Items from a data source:

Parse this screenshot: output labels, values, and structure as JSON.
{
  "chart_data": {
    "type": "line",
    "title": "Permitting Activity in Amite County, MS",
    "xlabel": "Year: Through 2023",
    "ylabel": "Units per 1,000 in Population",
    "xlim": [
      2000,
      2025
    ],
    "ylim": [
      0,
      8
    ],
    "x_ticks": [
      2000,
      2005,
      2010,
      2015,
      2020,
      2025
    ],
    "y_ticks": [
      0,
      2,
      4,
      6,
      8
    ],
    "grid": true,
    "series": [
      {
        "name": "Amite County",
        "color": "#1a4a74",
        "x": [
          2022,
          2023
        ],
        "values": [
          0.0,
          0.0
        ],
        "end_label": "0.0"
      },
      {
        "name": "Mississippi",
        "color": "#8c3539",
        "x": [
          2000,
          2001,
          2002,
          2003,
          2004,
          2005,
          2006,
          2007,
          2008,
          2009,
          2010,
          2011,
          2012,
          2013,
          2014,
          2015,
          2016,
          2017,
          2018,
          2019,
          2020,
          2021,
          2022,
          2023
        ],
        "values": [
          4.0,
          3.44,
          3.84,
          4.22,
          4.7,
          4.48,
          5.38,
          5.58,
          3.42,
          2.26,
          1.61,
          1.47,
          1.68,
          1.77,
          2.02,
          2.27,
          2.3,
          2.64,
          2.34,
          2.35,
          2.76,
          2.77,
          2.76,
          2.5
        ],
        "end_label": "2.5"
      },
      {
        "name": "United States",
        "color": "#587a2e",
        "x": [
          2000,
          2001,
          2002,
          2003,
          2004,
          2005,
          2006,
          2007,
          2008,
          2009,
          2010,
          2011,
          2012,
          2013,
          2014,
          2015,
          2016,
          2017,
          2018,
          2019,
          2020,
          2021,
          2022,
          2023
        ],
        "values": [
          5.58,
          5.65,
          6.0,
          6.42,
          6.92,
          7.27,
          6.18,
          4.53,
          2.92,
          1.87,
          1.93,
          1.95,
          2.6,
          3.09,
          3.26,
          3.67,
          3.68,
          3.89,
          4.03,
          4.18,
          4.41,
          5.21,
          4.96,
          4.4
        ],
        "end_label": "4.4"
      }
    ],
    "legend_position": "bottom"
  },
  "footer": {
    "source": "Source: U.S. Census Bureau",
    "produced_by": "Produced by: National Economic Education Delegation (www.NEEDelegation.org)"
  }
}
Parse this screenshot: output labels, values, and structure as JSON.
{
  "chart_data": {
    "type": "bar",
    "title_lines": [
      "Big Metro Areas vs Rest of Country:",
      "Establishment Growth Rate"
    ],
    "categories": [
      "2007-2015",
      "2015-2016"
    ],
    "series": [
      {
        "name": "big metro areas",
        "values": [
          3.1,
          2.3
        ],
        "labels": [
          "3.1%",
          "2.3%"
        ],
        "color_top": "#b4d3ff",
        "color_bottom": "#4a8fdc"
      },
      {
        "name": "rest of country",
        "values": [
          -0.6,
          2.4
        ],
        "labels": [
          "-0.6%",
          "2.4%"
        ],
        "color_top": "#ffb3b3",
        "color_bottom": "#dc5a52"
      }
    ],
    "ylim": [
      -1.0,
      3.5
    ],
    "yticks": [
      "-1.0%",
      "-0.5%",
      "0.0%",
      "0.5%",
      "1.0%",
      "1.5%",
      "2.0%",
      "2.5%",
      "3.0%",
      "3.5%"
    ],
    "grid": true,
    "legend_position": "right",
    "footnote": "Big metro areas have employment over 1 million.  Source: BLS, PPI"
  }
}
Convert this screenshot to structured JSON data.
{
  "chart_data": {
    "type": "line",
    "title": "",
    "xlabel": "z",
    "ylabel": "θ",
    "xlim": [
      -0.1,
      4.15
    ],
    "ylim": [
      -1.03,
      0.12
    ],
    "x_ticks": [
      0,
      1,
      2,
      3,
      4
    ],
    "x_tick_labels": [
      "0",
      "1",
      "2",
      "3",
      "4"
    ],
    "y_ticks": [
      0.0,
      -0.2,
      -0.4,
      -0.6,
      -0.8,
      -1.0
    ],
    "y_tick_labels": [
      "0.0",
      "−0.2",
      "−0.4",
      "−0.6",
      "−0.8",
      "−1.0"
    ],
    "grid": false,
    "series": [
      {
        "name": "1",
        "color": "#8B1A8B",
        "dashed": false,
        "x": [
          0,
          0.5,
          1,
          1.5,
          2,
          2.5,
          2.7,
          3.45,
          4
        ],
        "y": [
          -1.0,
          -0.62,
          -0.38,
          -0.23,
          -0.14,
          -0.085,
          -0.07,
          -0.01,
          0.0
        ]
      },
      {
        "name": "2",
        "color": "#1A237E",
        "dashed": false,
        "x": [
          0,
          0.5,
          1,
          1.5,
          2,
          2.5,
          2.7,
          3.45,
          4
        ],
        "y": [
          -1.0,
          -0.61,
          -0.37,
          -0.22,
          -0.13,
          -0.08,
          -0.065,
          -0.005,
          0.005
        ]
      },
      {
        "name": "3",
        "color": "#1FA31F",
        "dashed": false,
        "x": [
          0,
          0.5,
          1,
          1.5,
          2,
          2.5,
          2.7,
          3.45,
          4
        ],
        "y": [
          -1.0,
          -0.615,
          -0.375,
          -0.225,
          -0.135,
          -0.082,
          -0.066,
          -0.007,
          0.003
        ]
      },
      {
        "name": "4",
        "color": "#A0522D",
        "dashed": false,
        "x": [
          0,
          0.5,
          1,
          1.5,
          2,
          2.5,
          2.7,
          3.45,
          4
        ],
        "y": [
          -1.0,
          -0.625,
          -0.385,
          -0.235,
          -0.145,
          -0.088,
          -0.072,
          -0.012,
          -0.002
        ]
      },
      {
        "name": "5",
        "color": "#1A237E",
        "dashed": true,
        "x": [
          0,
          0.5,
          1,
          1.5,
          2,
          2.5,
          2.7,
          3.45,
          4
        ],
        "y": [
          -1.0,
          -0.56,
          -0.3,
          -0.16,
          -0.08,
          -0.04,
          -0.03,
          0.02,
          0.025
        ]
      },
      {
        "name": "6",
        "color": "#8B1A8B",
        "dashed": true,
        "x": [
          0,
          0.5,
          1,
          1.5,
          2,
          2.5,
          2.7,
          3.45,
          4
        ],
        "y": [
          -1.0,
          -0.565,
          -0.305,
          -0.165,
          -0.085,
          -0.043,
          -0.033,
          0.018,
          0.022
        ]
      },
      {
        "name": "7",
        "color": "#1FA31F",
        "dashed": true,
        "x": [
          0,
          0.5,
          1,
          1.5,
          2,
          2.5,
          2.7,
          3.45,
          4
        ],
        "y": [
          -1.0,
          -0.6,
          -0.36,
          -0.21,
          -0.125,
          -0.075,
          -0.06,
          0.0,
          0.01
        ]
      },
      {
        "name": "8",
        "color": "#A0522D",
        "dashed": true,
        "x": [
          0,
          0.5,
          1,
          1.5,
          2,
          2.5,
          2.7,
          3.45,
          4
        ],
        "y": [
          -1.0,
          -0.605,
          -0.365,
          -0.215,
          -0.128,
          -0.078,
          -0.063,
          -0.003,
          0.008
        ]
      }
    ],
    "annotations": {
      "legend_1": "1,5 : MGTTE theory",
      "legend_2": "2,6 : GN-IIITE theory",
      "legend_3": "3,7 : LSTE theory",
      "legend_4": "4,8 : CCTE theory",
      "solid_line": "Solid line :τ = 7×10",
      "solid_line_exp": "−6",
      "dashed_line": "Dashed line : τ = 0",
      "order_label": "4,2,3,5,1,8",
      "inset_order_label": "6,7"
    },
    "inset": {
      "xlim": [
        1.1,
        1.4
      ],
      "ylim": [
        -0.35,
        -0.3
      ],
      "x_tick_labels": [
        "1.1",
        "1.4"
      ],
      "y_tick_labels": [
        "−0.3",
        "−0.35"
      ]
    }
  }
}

Stated problem =>
Print the material verbatim, all of it.

Exercise output =>
Parse this screenshot: output labels, values, and structure as JSON.
{
  "chart_data": {
    "type": "line",
    "title": "Permitting Activity in Amite County, MS",
    "xlabel": "Year: Through 2023",
    "ylabel": "Units per 1,000 in Population",
    "xlim": [
      2000,
      2025
    ],
    "ylim": [
      0,
      8
    ],
    "x_ticks": [
      2000,
      2005,
      2010,
      2015,
      2020,
      2025
    ],
    "y_ticks": [
      0,
      2,
      4,
      6,
      8
    ],
    "grid": true,
    "series": [
      {
        "name": "Amite County",
        "color": "#1a4a74",
        "x": [
          2022,
          2023
        ],
        "values": [
          0.0,
          0.0
        ],
        "end_label": "0.0"
      },
      {
        "name": "Mississippi",
        "color": "#8c3539",
        "x": [
          2000,
          2001,
          2002,
          2003,
          2004,
          2005,
          2006,
          2007,
          2008,
          2009,
          2010,
          2011,
          2012,
          2013,
          2014,
          2015,
          2016,
          2017,
          2018,
          2019,
          2020,
          2021,
          2022,
          2023
        ],
        "values": [
          4.0,
          3.44,
          3.84,
          4.22,
          4.7,
          4.48,
          5.38,
          5.58,
          3.42,
          2.26,
          1.61,
          1.47,
          1.68,
          1.77,
          2.02,
          2.27,
          2.3,
          2.64,
          2.34,
          2.35,
          2.76,
          2.77,
          2.76,
          2.5
        ],
        "end_label": "2.5"
      },
      {
        "name": "United States",
        "color": "#587a2e",
        "x": [
          2000,
          2001,
          2002,
          2003,
          2004,
          2005,
          2006,
          2007,
          2008,
          2009,
          2010,
          2011,
          2012,
          2013,
          2014,
          2015,
          2016,
          2017,
          2018,
          2019,
          2020,
          2021,
          2022,
          2023
        ],
        "values": [
          5.58,
          5.65,
          6.0,
          6.42,
          6.92,
          7.27,
          6.18,
          4.53,
          2.92,
          1.87,
          1.93,
          1.95,
          2.6,
          3.09,
          3.26,
          3.67,
          3.68,
          3.89,
          4.03,
          4.18,
          4.41,
          5.21,
          4.96,
          4.4
        ],
        "end_label": "4.4"
      }
    ],
    "legend_position": "bottom"
  },
  "footer": {
    "source": "Source: U.S. Census Bureau",
    "produced_by": "Produced by: National Economic Education Delegation (www.NEEDelegation.org)"
  }
}
Parse this screenshot: output labels, values, and structure as JSON.
{
  "chart_data": {
    "type": "bar",
    "title_lines": [
      "Big Metro Areas vs Rest of Country:",
      "Establishment Growth Rate"
    ],
    "categories": [
      "2007-2015",
      "2015-2016"
    ],
    "series": [
      {
        "name": "big metro areas",
        "values": [
          3.1,
          2.3
        ],
        "labels": [
          "3.1%",
          "2.3%"
        ],
        "color_top": "#b4d3ff",
        "color_bottom": "#4a8fdc"
      },
      {
        "name": "rest of country",
        "values": [
          -0.6,
          2.4
        ],
        "labels": [
          "-0.6%",
          "2.4%"
        ],
        "color_top": "#ffb3b3",
        "color_bottom": "#dc5a52"
      }
    ],
    "ylim": [
      -1.0,
      3.5
    ],
    "yticks": [
      "-1.0%",
      "-0.5%",
      "0.0%",
      "0.5%",
      "1.0%",
      "1.5%",
      "2.0%",
      "2.5%",
      "3.0%",
      "3.5%"
    ],
    "grid": true,
    "legend_position": "right",
    "footnote": "Big metro areas have employment over 1 million.  Source: BLS, PPI"
  }
}
Convert this screenshot to structured JSON data.
{
  "chart_data": {
    "type": "line",
    "title": "",
    "xlabel": "z",
    "ylabel": "θ",
    "xlim": [
      -0.1,
      4.15
    ],
    "ylim": [
      -1.03,
      0.12
    ],
    "x_ticks": [
      0,
      1,
      2,
      3,
      4
    ],
    "x_tick_labels": [
      "0",
      "1",
      "2",
      "3",
      "4"
    ],
    "y_ticks": [
      0.0,
      -0.2,
      -0.4,
      -0.6,
      -0.8,
      -1.0
    ],
    "y_tick_labels": [
      "0.0",
      "−0.2",
      "−0.4",
      "−0.6",
      "−0.8",
      "−1.0"
    ],
    "grid": false,
    "series": [
      {
        "name": "1",
        "color": "#8B1A8B",
        "dashed": false,
        "x": [
          0,
          0.5,
          1,
          1.5,
          2,
          2.5,
          2.7,
          3.45,
          4
        ],
        "y": [
          -1.0,
          -0.62,
          -0.38,
          -0.23,
          -0.14,
          -0.085,
          -0.07,
          -0.01,
          0.0
        ]
      },
      {
        "name": "2",
        "color": "#1A237E",
        "dashed": false,
        "x": [
          0,
          0.5,
          1,
          1.5,
          2,
          2.5,
          2.7,
          3.45,
          4
        ],
        "y": [
          -1.0,
          -0.61,
          -0.37,
          -0.22,
          -0.13,
          -0.08,
          -0.065,
          -0.005,
          0.005
        ]
      },
      {
        "name": "3",
        "color": "#1FA31F",
        "dashed": false,
        "x": [
          0,
          0.5,
          1,
          1.5,
          2,
          2.5,
          2.7,
          3.45,
          4
        ],
        "y": [
          -1.0,
          -0.615,
          -0.375,
          -0.225,
          -0.135,
          -0.082,
          -0.066,
          -0.007,
          0.003
        ]
      },
      {
        "name": "4",
        "color": "#A0522D",
        "dashed": false,
        "x": [
          0,
          0.5,
          1,
          1.5,
          2,
          2.5,
          2.7,
          3.45,
          4
        ],
        "y": [
          -1.0,
          -0.625,
          -0.385,
          -0.235,
          -0.145,
          -0.088,
          -0.072,
          -0.012,
          -0.002
        ]
      },
      {
        "name": "5",
        "color": "#1A237E",
        "dashed": true,
        "x": [
          0,
          0.5,
          1,
          1.5,
          2,
          2.5,
          2.7,
          3.45,
          4
        ],
        "y": [
          -1.0,
          -0.56,
          -0.3,
          -0.16,
          -0.08,
          -0.04,
          -0.03,
          0.02,
          0.025
        ]
      },
      {
        "name": "6",
        "color": "#8B1A8B",
        "dashed": true,
        "x": [
          0,
          0.5,
          1,
          1.5,
          2,
          2.5,
          2.7,
          3.45,
          4
        ],
        "y": [
          -1.0,
          -0.565,
          -0.305,
          -0.165,
          -0.085,
          -0.043,
          -0.033,
          0.018,
          0.022
        ]
      },
      {
        "name": "7",
        "color": "#1FA31F",
        "dashed": true,
        "x": [
          0,
          0.5,
          1,
          1.5,
          2,
          2.5,
          2.7,
          3.45,
          4
        ],
        "y": [
          -1.0,
          -0.6,
          -0.36,
          -0.21,
          -0.125,
          -0.075,
          -0.06,
          0.0,
          0.01
        ]
      },
      {
        "name": "8",
        "color": "#A0522D",
        "dashed": true,
        "x": [
          0,
          0.5,
          1,
          1.5,
          2,
          2.5,
          2.7,
          3.45,
          4
        ],
        "y": [
          -1.0,
          -0.605,
          -0.365,
          -0.215,
          -0.128,
          -0.078,
          -0.063,
          -0.003,
          0.008
        ]
      }
    ],
    "annotations": {
      "legend_1": "1,5 : MGTTE theory",
      "legend_2": "2,6 : GN-IIITE theory",
      "legend_3": "3,7 : LSTE theory",
      "legend_4": "4,8 : CCTE theory",
      "solid_line": "Solid line :τ = 7×10",
      "solid_line_exp": "−6",
      "dashed_line": "Dashed line : τ = 0",
      "order_label": "4,2,3,5,1,8",
      "inset_order_label": "6,7"
    },
    "inset": {
      "xlim": [
        1.1,
        1.4
      ],
      "ylim": [
        -0.35,
        -0.3
      ],
      "x_tick_labels": [
        "1.1",
        "1.4"
      ],
      "y_tick_labels": [
        "−0.3",
        "−0.35"
      ]
    }
  }
}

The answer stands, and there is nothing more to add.